• Short exercise: Return all the data below as it stands, minus the pictures.
* Start Records to process *
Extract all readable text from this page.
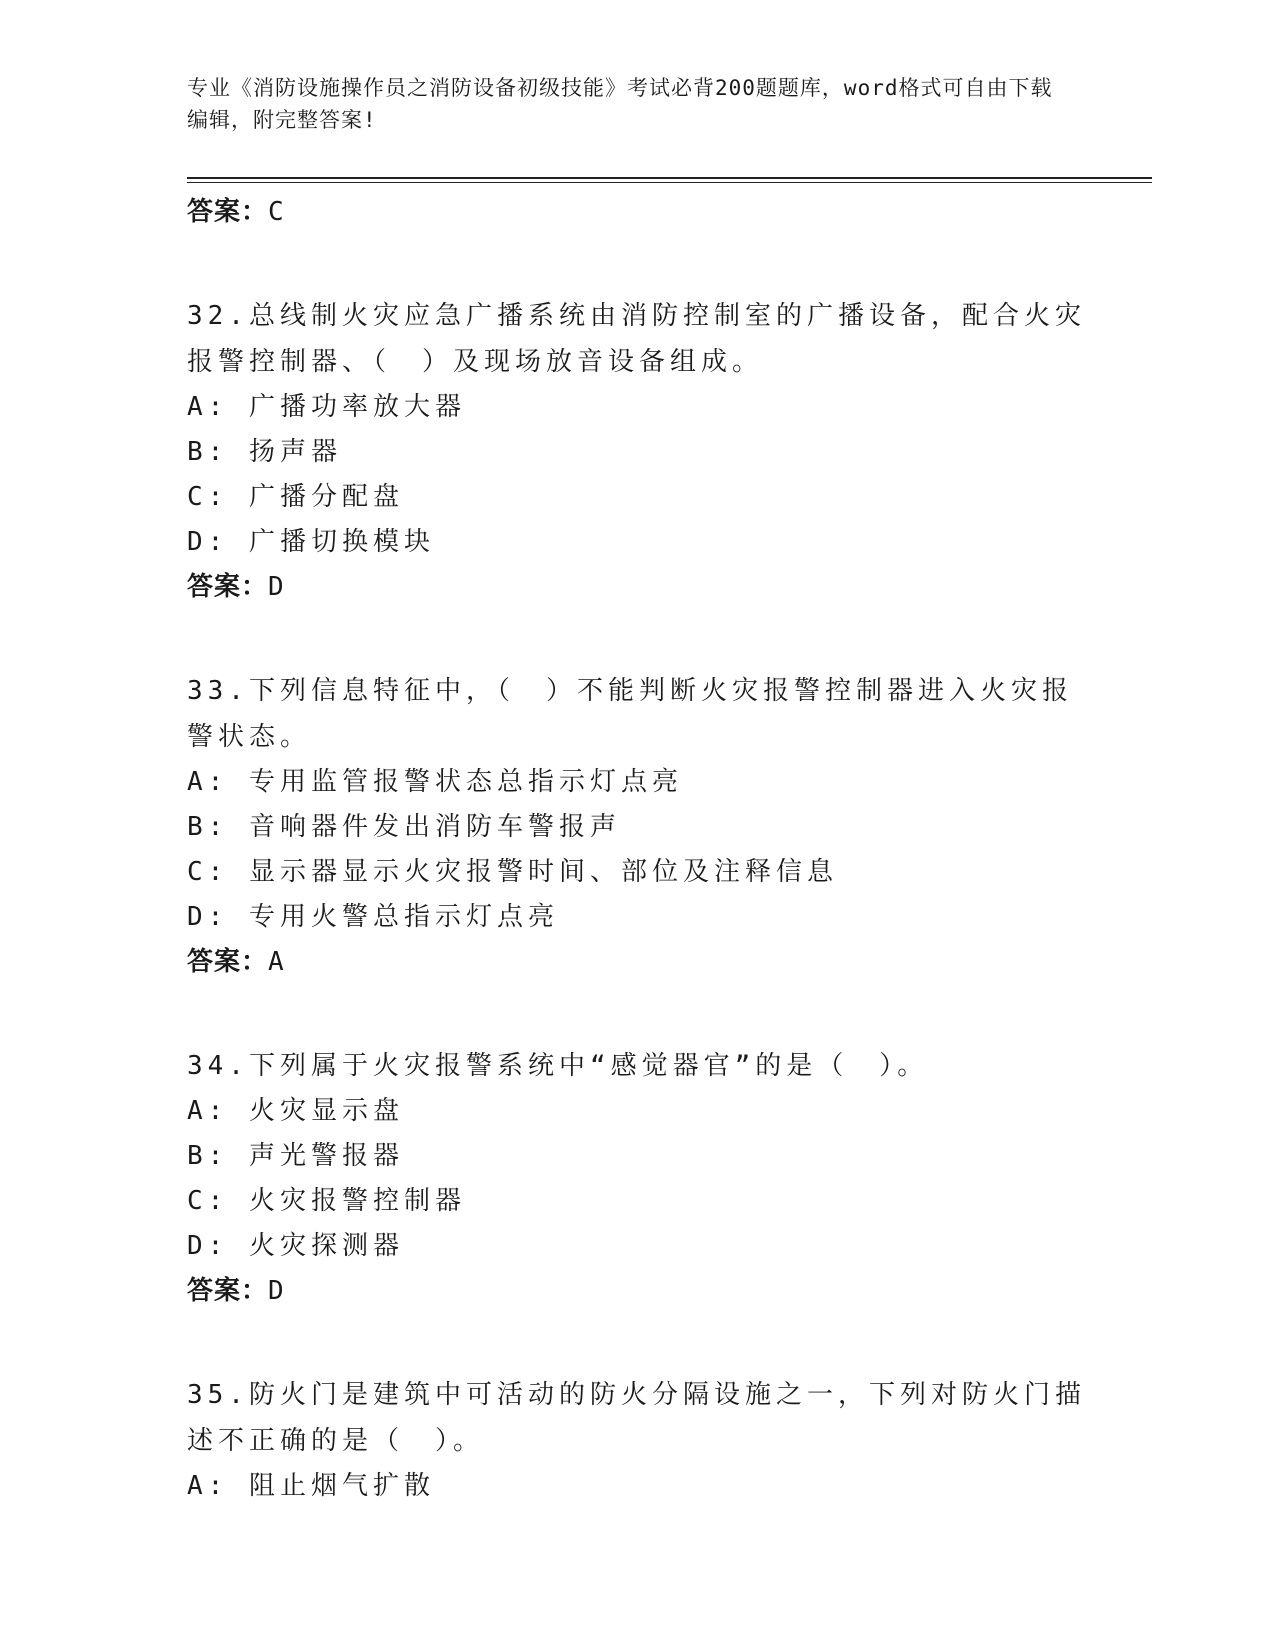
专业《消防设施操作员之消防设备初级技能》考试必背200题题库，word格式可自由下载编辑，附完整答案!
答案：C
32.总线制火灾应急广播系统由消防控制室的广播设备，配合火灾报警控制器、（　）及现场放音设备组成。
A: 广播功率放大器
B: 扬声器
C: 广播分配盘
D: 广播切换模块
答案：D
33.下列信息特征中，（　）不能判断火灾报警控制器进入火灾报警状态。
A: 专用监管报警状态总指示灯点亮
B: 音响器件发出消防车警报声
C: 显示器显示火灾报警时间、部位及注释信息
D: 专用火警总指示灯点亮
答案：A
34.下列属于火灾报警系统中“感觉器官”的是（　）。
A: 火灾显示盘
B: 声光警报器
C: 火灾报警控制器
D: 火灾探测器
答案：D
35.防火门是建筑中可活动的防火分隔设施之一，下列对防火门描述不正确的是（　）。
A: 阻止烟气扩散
* End Records to process *
• Answer for the task:
Extract all readable text from this page.
专业《消防设施操作员之消防设备初级技能》考试必背200题题库，word格式可自由下载编辑，附完整答案!
答案：C
32.总线制火灾应急广播系统由消防控制室的广播设备，配合火灾报警控制器、（　）及现场放音设备组成。
A: 广播功率放大器
B: 扬声器
C: 广播分配盘
D: 广播切换模块
答案：D
33.下列信息特征中，（　）不能判断火灾报警控制器进入火灾报警状态。
A: 专用监管报警状态总指示灯点亮
B: 音响器件发出消防车警报声
C: 显示器显示火灾报警时间、部位及注释信息
D: 专用火警总指示灯点亮
答案：A
34.下列属于火灾报警系统中“感觉器官”的是（　）。
A: 火灾显示盘
B: 声光警报器
C: 火灾报警控制器
D: 火灾探测器
答案：D
35.防火门是建筑中可活动的防火分隔设施之一，下列对防火门描述不正确的是（　）。
A: 阻止烟气扩散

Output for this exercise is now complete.